━━━ Data excerpts

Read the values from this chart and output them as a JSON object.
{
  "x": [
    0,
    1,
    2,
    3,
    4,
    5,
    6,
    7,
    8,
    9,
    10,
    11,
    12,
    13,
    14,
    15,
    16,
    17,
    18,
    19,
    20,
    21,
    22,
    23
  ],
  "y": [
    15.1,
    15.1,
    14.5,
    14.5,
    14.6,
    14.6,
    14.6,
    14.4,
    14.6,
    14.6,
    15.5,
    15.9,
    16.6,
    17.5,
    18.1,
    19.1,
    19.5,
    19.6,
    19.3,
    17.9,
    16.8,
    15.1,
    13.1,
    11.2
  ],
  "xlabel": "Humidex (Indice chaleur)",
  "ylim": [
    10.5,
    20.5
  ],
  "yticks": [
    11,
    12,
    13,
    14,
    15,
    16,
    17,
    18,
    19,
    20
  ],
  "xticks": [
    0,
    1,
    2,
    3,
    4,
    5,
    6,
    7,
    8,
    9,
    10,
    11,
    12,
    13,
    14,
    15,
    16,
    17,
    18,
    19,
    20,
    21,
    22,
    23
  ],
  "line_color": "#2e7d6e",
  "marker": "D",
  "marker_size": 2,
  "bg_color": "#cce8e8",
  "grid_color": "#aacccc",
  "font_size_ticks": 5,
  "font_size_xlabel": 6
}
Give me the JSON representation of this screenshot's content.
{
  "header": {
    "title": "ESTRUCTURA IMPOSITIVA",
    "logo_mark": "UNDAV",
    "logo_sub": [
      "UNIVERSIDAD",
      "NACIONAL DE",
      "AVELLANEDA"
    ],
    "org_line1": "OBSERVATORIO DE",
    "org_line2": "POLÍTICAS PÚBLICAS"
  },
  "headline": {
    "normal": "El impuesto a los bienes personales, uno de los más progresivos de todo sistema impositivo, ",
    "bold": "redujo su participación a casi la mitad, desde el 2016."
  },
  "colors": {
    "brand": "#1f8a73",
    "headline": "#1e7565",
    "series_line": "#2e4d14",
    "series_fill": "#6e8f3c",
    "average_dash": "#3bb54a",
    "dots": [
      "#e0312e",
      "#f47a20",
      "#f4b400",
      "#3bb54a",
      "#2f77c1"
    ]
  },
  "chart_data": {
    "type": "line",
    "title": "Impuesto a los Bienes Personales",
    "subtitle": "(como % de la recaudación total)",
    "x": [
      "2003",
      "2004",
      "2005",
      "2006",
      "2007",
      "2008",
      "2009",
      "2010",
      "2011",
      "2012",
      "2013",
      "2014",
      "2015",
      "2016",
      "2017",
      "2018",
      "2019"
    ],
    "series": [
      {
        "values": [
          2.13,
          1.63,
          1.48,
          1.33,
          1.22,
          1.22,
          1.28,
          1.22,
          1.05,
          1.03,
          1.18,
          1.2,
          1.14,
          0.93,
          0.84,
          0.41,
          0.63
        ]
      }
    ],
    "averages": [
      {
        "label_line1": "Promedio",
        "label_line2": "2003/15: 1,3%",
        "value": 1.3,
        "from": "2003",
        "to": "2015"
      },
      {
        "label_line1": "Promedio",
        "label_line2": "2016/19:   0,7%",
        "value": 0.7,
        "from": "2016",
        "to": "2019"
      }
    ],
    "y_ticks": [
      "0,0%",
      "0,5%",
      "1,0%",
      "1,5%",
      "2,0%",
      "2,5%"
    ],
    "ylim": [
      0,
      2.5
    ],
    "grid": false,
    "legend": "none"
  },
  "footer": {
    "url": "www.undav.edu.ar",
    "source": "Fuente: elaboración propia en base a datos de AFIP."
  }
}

━━━━━━

Problem to solve = Find every line in the records that contains the word "from"; copy those lines.

Answer =
Read the values from this chart and output them as a JSON object.
        "from": "2003",
        "from": "2016",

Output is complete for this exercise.